__EXERCISE TASK__: Write out every entry exactly as it appears.
######
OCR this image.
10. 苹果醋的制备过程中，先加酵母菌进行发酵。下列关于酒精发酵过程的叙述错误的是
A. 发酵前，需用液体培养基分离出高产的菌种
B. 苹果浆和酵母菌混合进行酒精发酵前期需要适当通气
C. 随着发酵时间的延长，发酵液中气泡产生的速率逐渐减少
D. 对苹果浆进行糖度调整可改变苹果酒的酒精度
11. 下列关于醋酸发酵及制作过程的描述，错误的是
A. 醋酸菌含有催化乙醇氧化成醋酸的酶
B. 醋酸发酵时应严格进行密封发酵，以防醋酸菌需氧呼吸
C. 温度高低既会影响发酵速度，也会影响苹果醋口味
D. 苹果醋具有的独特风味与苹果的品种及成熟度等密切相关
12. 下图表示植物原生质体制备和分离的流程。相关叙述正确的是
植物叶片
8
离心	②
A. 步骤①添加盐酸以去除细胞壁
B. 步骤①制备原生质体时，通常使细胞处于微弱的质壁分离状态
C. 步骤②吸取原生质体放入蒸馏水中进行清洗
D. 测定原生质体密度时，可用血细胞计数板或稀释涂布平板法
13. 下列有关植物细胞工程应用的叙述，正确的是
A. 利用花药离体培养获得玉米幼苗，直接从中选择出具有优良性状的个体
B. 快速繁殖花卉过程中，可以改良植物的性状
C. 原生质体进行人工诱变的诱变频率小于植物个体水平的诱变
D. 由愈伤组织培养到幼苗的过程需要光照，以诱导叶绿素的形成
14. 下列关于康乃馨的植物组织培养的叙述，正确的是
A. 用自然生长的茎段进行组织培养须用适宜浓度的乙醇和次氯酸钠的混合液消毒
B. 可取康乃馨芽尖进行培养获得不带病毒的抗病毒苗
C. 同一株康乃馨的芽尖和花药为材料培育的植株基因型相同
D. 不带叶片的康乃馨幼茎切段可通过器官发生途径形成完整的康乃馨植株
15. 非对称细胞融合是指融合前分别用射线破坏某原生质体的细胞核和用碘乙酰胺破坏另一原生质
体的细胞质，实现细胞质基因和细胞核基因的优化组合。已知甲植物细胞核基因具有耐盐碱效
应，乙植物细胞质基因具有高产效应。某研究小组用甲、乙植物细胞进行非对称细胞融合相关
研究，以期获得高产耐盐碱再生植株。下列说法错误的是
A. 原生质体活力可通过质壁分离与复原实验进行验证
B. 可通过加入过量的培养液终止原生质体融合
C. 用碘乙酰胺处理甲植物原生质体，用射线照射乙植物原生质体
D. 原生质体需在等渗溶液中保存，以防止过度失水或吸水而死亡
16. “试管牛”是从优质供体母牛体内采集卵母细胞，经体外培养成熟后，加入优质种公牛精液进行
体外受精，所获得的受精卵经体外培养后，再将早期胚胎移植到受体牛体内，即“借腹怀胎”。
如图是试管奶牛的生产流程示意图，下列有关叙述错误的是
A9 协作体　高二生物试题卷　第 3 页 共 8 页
######
__FINAL RESULT__:
OCR this image.
10. 苹果醋的制备过程中，先加酵母菌进行发酵。下列关于酒精发酵过程的叙述错误的是
A. 发酵前，需用液体培养基分离出高产的菌种
B. 苹果浆和酵母菌混合进行酒精发酵前期需要适当通气
C. 随着发酵时间的延长，发酵液中气泡产生的速率逐渐减少
D. 对苹果浆进行糖度调整可改变苹果酒的酒精度
11. 下列关于醋酸发酵及制作过程的描述，错误的是
A. 醋酸菌含有催化乙醇氧化成醋酸的酶
B. 醋酸发酵时应严格进行密封发酵，以防醋酸菌需氧呼吸
C. 温度高低既会影响发酵速度，也会影响苹果醋口味
D. 苹果醋具有的独特风味与苹果的品种及成熟度等密切相关
12. 下图表示植物原生质体制备和分离的流程。相关叙述正确的是
植物叶片
8
离心	②
A. 步骤①添加盐酸以去除细胞壁
B. 步骤①制备原生质体时，通常使细胞处于微弱的质壁分离状态
C. 步骤②吸取原生质体放入蒸馏水中进行清洗
D. 测定原生质体密度时，可用血细胞计数板或稀释涂布平板法
13. 下列有关植物细胞工程应用的叙述，正确的是
A. 利用花药离体培养获得玉米幼苗，直接从中选择出具有优良性状的个体
B. 快速繁殖花卉过程中，可以改良植物的性状
C. 原生质体进行人工诱变的诱变频率小于植物个体水平的诱变
D. 由愈伤组织培养到幼苗的过程需要光照，以诱导叶绿素的形成
14. 下列关于康乃馨的植物组织培养的叙述，正确的是
A. 用自然生长的茎段进行组织培养须用适宜浓度的乙醇和次氯酸钠的混合液消毒
B. 可取康乃馨芽尖进行培养获得不带病毒的抗病毒苗
C. 同一株康乃馨的芽尖和花药为材料培育的植株基因型相同
D. 不带叶片的康乃馨幼茎切段可通过器官发生途径形成完整的康乃馨植株
15. 非对称细胞融合是指融合前分别用射线破坏某原生质体的细胞核和用碘乙酰胺破坏另一原生质
体的细胞质，实现细胞质基因和细胞核基因的优化组合。已知甲植物细胞核基因具有耐盐碱效
应，乙植物细胞质基因具有高产效应。某研究小组用甲、乙植物细胞进行非对称细胞融合相关
研究，以期获得高产耐盐碱再生植株。下列说法错误的是
A. 原生质体活力可通过质壁分离与复原实验进行验证
B. 可通过加入过量的培养液终止原生质体融合
C. 用碘乙酰胺处理甲植物原生质体，用射线照射乙植物原生质体
D. 原生质体需在等渗溶液中保存，以防止过度失水或吸水而死亡
16. “试管牛”是从优质供体母牛体内采集卵母细胞，经体外培养成熟后，加入优质种公牛精液进行
体外受精，所获得的受精卵经体外培养后，再将早期胚胎移植到受体牛体内，即“借腹怀胎”。
如图是试管奶牛的生产流程示意图，下列有关叙述错误的是
A9 协作体　高二生物试题卷　第 3 页 共 8 页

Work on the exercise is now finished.